Exercise requirements: Print all of the entries exactly, minus the pictures.

# Start of Dataset

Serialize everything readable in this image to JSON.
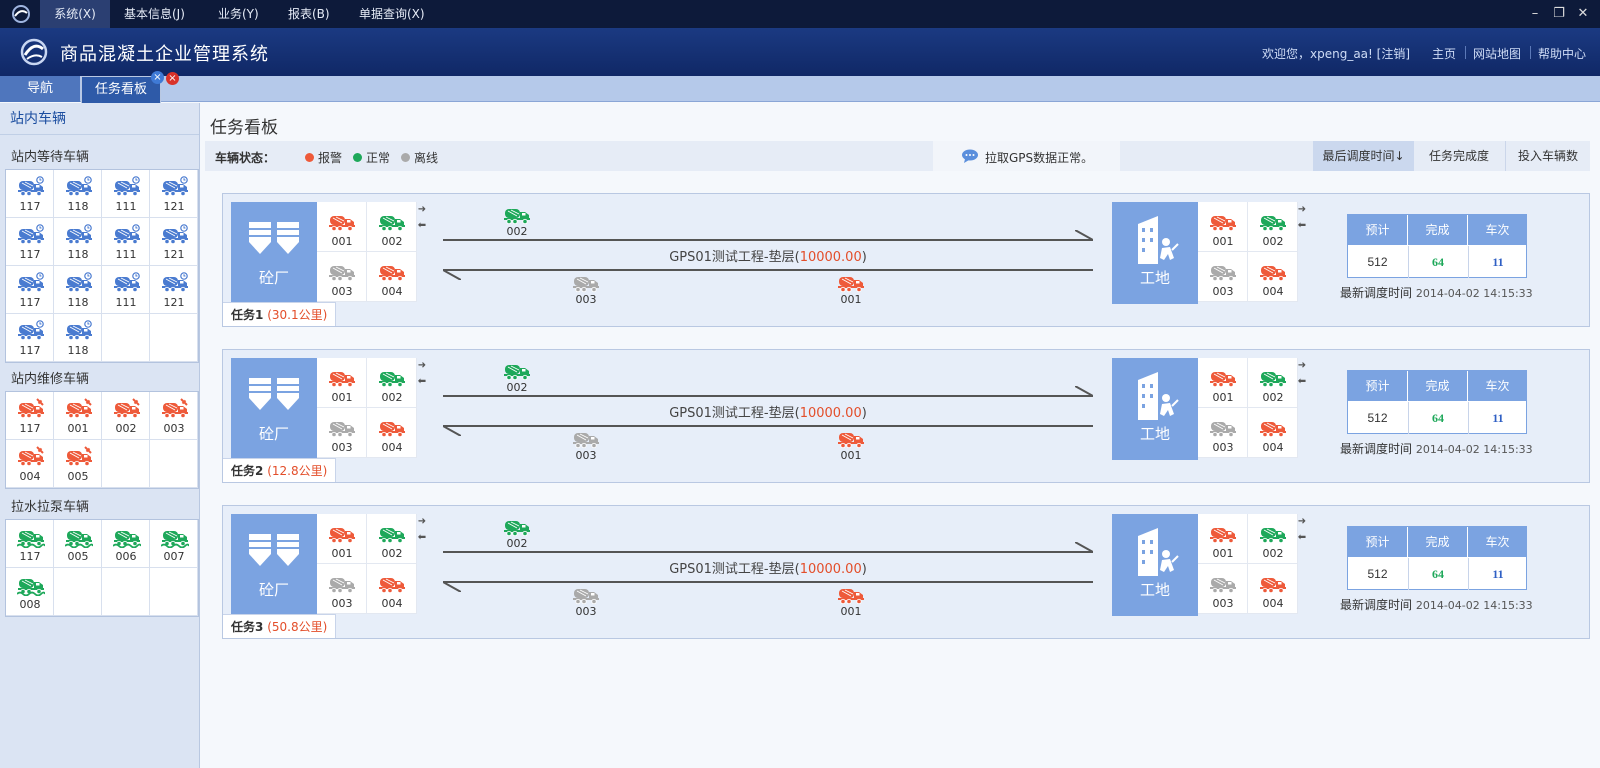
{
  "menubar": {
    "items": [
      "系统(X)",
      "基本信息(J)",
      "业务(Y)",
      "报表(B)",
      "单据查询(X)"
    ]
  },
  "header": {
    "title": "商品混凝土企业管理系统",
    "welcome": "欢迎您，xpeng_aa! [注销]",
    "links": [
      "主页",
      "网站地图",
      "帮助中心"
    ]
  },
  "tabs": [
    "导航",
    "任务看板"
  ],
  "sidebar": {
    "title": "站内车辆",
    "sections": [
      {
        "title": "站内等待车辆",
        "kind": "waiting",
        "vehicles": [
          "117",
          "118",
          "111",
          "121",
          "117",
          "118",
          "111",
          "121",
          "117",
          "118",
          "111",
          "121",
          "117",
          "118"
        ]
      },
      {
        "title": "站内维修车辆",
        "kind": "repair",
        "vehicles": [
          "117",
          "001",
          "002",
          "003",
          "004",
          "005"
        ]
      },
      {
        "title": "拉水拉泵车辆",
        "kind": "pump",
        "vehicles": [
          "117",
          "005",
          "006",
          "007",
          "008"
        ]
      }
    ]
  },
  "main": {
    "title": "任务看板",
    "status_label": "车辆状态：",
    "legend": [
      {
        "label": "报警",
        "color": "#ee5a3a"
      },
      {
        "label": "正常",
        "color": "#1ea85a"
      },
      {
        "label": "离线",
        "color": "#aaaaaa"
      }
    ],
    "gps_message": "拉取GPS数据正常。",
    "sort_buttons": [
      "最后调度时间↓",
      "任务完成度",
      "投入车辆数"
    ]
  },
  "colors": {
    "alarm": "#ee5a3a",
    "normal": "#1ea85a",
    "offline": "#aaaaaa",
    "blue": "#4a7bd0"
  },
  "tasks": [
    {
      "name": "任务1",
      "distance": "(30.1公里)",
      "plant": "砼厂",
      "site": "工地",
      "plant_vehicles": [
        {
          "id": "001",
          "s": "alarm"
        },
        {
          "id": "002",
          "s": "normal"
        },
        {
          "id": "003",
          "s": "offline"
        },
        {
          "id": "004",
          "s": "alarm"
        }
      ],
      "site_vehicles": [
        {
          "id": "001",
          "s": "alarm"
        },
        {
          "id": "002",
          "s": "normal"
        },
        {
          "id": "003",
          "s": "offline"
        },
        {
          "id": "004",
          "s": "alarm"
        }
      ],
      "route_prefix": "GPS01测试工程-垫层(",
      "route_amount": "10000.00",
      "route_suffix": ")",
      "outbound": [
        {
          "id": "002",
          "s": "normal"
        }
      ],
      "inbound": [
        {
          "id": "003",
          "s": "offline"
        },
        {
          "id": "001",
          "s": "alarm"
        }
      ],
      "stats_headers": [
        "预计",
        "完成",
        "车次"
      ],
      "stats_values": [
        "512",
        "64",
        "11"
      ],
      "updated_label": "最新调度时间",
      "updated_time": "2014-04-02 14:15:33"
    },
    {
      "name": "任务2",
      "distance": "(12.8公里)",
      "plant": "砼厂",
      "site": "工地",
      "plant_vehicles": [
        {
          "id": "001",
          "s": "alarm"
        },
        {
          "id": "002",
          "s": "normal"
        },
        {
          "id": "003",
          "s": "offline"
        },
        {
          "id": "004",
          "s": "alarm"
        }
      ],
      "site_vehicles": [
        {
          "id": "001",
          "s": "alarm"
        },
        {
          "id": "002",
          "s": "normal"
        },
        {
          "id": "003",
          "s": "offline"
        },
        {
          "id": "004",
          "s": "alarm"
        }
      ],
      "route_prefix": "GPS01测试工程-垫层(",
      "route_amount": "10000.00",
      "route_suffix": ")",
      "outbound": [
        {
          "id": "002",
          "s": "normal"
        }
      ],
      "inbound": [
        {
          "id": "003",
          "s": "offline"
        },
        {
          "id": "001",
          "s": "alarm"
        }
      ],
      "stats_headers": [
        "预计",
        "完成",
        "车次"
      ],
      "stats_values": [
        "512",
        "64",
        "11"
      ],
      "updated_label": "最新调度时间",
      "updated_time": "2014-04-02 14:15:33"
    },
    {
      "name": "任务3",
      "distance": "(50.8公里)",
      "plant": "砼厂",
      "site": "工地",
      "plant_vehicles": [
        {
          "id": "001",
          "s": "alarm"
        },
        {
          "id": "002",
          "s": "normal"
        },
        {
          "id": "003",
          "s": "offline"
        },
        {
          "id": "004",
          "s": "alarm"
        }
      ],
      "site_vehicles": [
        {
          "id": "001",
          "s": "alarm"
        },
        {
          "id": "002",
          "s": "normal"
        },
        {
          "id": "003",
          "s": "offline"
        },
        {
          "id": "004",
          "s": "alarm"
        }
      ],
      "route_prefix": "GPS01测试工程-垫层(",
      "route_amount": "10000.00",
      "route_suffix": ")",
      "outbound": [
        {
          "id": "002",
          "s": "normal"
        }
      ],
      "inbound": [
        {
          "id": "003",
          "s": "offline"
        },
        {
          "id": "001",
          "s": "alarm"
        }
      ],
      "stats_headers": [
        "预计",
        "完成",
        "车次"
      ],
      "stats_values": [
        "512",
        "64",
        "11"
      ],
      "updated_label": "最新调度时间",
      "updated_time": "2014-04-02 14:15:33"
    }
  ]
}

# End of Dataset

Reply to the exercise:
Serialize everything readable in this image to JSON.
{
  "menubar": {
    "items": [
      "系统(X)",
      "基本信息(J)",
      "业务(Y)",
      "报表(B)",
      "单据查询(X)"
    ]
  },
  "header": {
    "title": "商品混凝土企业管理系统",
    "welcome": "欢迎您，xpeng_aa! [注销]",
    "links": [
      "主页",
      "网站地图",
      "帮助中心"
    ]
  },
  "tabs": [
    "导航",
    "任务看板"
  ],
  "sidebar": {
    "title": "站内车辆",
    "sections": [
      {
        "title": "站内等待车辆",
        "kind": "waiting",
        "vehicles": [
          "117",
          "118",
          "111",
          "121",
          "117",
          "118",
          "111",
          "121",
          "117",
          "118",
          "111",
          "121",
          "117",
          "118"
        ]
      },
      {
        "title": "站内维修车辆",
        "kind": "repair",
        "vehicles": [
          "117",
          "001",
          "002",
          "003",
          "004",
          "005"
        ]
      },
      {
        "title": "拉水拉泵车辆",
        "kind": "pump",
        "vehicles": [
          "117",
          "005",
          "006",
          "007",
          "008"
        ]
      }
    ]
  },
  "main": {
    "title": "任务看板",
    "status_label": "车辆状态：",
    "legend": [
      {
        "label": "报警",
        "color": "#ee5a3a"
      },
      {
        "label": "正常",
        "color": "#1ea85a"
      },
      {
        "label": "离线",
        "color": "#aaaaaa"
      }
    ],
    "gps_message": "拉取GPS数据正常。",
    "sort_buttons": [
      "最后调度时间↓",
      "任务完成度",
      "投入车辆数"
    ]
  },
  "colors": {
    "alarm": "#ee5a3a",
    "normal": "#1ea85a",
    "offline": "#aaaaaa",
    "blue": "#4a7bd0"
  },
  "tasks": [
    {
      "name": "任务1",
      "distance": "(30.1公里)",
      "plant": "砼厂",
      "site": "工地",
      "plant_vehicles": [
        {
          "id": "001",
          "s": "alarm"
        },
        {
          "id": "002",
          "s": "normal"
        },
        {
          "id": "003",
          "s": "offline"
        },
        {
          "id": "004",
          "s": "alarm"
        }
      ],
      "site_vehicles": [
        {
          "id": "001",
          "s": "alarm"
        },
        {
          "id": "002",
          "s": "normal"
        },
        {
          "id": "003",
          "s": "offline"
        },
        {
          "id": "004",
          "s": "alarm"
        }
      ],
      "route_prefix": "GPS01测试工程-垫层(",
      "route_amount": "10000.00",
      "route_suffix": ")",
      "outbound": [
        {
          "id": "002",
          "s": "normal"
        }
      ],
      "inbound": [
        {
          "id": "003",
          "s": "offline"
        },
        {
          "id": "001",
          "s": "alarm"
        }
      ],
      "stats_headers": [
        "预计",
        "完成",
        "车次"
      ],
      "stats_values": [
        "512",
        "64",
        "11"
      ],
      "updated_label": "最新调度时间",
      "updated_time": "2014-04-02 14:15:33"
    },
    {
      "name": "任务2",
      "distance": "(12.8公里)",
      "plant": "砼厂",
      "site": "工地",
      "plant_vehicles": [
        {
          "id": "001",
          "s": "alarm"
        },
        {
          "id": "002",
          "s": "normal"
        },
        {
          "id": "003",
          "s": "offline"
        },
        {
          "id": "004",
          "s": "alarm"
        }
      ],
      "site_vehicles": [
        {
          "id": "001",
          "s": "alarm"
        },
        {
          "id": "002",
          "s": "normal"
        },
        {
          "id": "003",
          "s": "offline"
        },
        {
          "id": "004",
          "s": "alarm"
        }
      ],
      "route_prefix": "GPS01测试工程-垫层(",
      "route_amount": "10000.00",
      "route_suffix": ")",
      "outbound": [
        {
          "id": "002",
          "s": "normal"
        }
      ],
      "inbound": [
        {
          "id": "003",
          "s": "offline"
        },
        {
          "id": "001",
          "s": "alarm"
        }
      ],
      "stats_headers": [
        "预计",
        "完成",
        "车次"
      ],
      "stats_values": [
        "512",
        "64",
        "11"
      ],
      "updated_label": "最新调度时间",
      "updated_time": "2014-04-02 14:15:33"
    },
    {
      "name": "任务3",
      "distance": "(50.8公里)",
      "plant": "砼厂",
      "site": "工地",
      "plant_vehicles": [
        {
          "id": "001",
          "s": "alarm"
        },
        {
          "id": "002",
          "s": "normal"
        },
        {
          "id": "003",
          "s": "offline"
        },
        {
          "id": "004",
          "s": "alarm"
        }
      ],
      "site_vehicles": [
        {
          "id": "001",
          "s": "alarm"
        },
        {
          "id": "002",
          "s": "normal"
        },
        {
          "id": "003",
          "s": "offline"
        },
        {
          "id": "004",
          "s": "alarm"
        }
      ],
      "route_prefix": "GPS01测试工程-垫层(",
      "route_amount": "10000.00",
      "route_suffix": ")",
      "outbound": [
        {
          "id": "002",
          "s": "normal"
        }
      ],
      "inbound": [
        {
          "id": "003",
          "s": "offline"
        },
        {
          "id": "001",
          "s": "alarm"
        }
      ],
      "stats_headers": [
        "预计",
        "完成",
        "车次"
      ],
      "stats_values": [
        "512",
        "64",
        "11"
      ],
      "updated_label": "最新调度时间",
      "updated_time": "2014-04-02 14:15:33"
    }
  ]
}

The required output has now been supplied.